Task details: Set down the records once more, please, exactly and with the pictures left out.

-- Begin Record extracts --

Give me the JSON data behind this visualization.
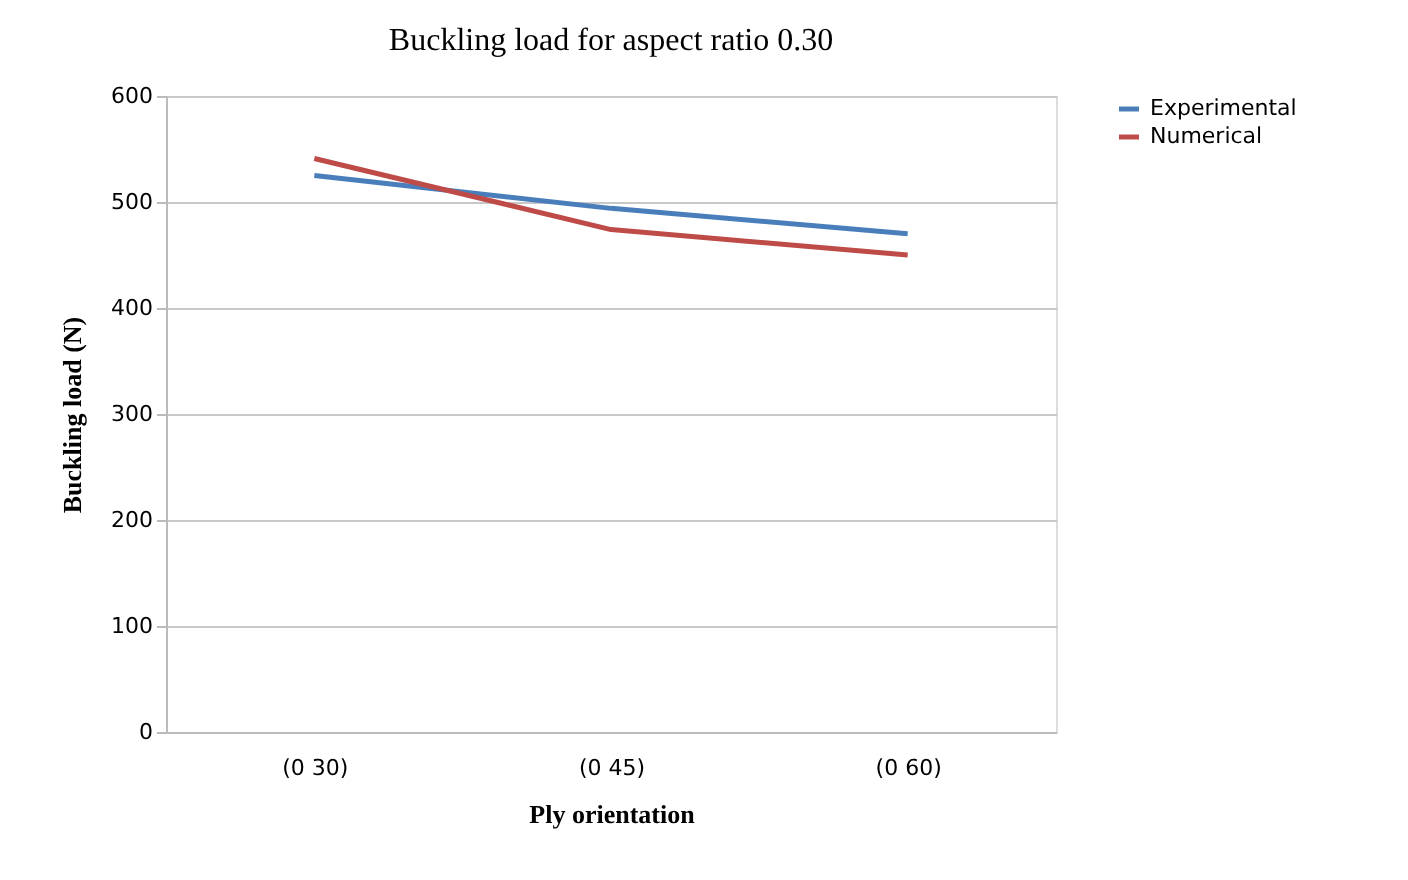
{
  "chart_data": {
    "type": "line",
    "title": "Buckling load for aspect ratio 0.30",
    "xlabel": "Ply orientation",
    "ylabel": "Buckling load (N)",
    "categories": [
      "(0 30)",
      "(0 45)",
      "(0 60)"
    ],
    "series": [
      {
        "name": "Experimental",
        "color": "#4a7ebb",
        "values": [
          525,
          494,
          470
        ]
      },
      {
        "name": "Numerical",
        "color": "#be4b48",
        "values": [
          541,
          474,
          450
        ]
      }
    ],
    "ylim": [
      0,
      600
    ],
    "yticks": [
      0,
      100,
      200,
      300,
      400,
      500,
      600
    ],
    "grid": "y",
    "legend": "right",
    "marker": "none",
    "line_style": "solid"
  }
}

-- End Record extracts --

Completed exercise:
Give me the JSON data behind this visualization.
{
  "chart_data": {
    "type": "line",
    "title": "Buckling load for aspect ratio 0.30",
    "xlabel": "Ply orientation",
    "ylabel": "Buckling load (N)",
    "categories": [
      "(0 30)",
      "(0 45)",
      "(0 60)"
    ],
    "series": [
      {
        "name": "Experimental",
        "color": "#4a7ebb",
        "values": [
          525,
          494,
          470
        ]
      },
      {
        "name": "Numerical",
        "color": "#be4b48",
        "values": [
          541,
          474,
          450
        ]
      }
    ],
    "ylim": [
      0,
      600
    ],
    "yticks": [
      0,
      100,
      200,
      300,
      400,
      500,
      600
    ],
    "grid": "y",
    "legend": "right",
    "marker": "none",
    "line_style": "solid"
  }
}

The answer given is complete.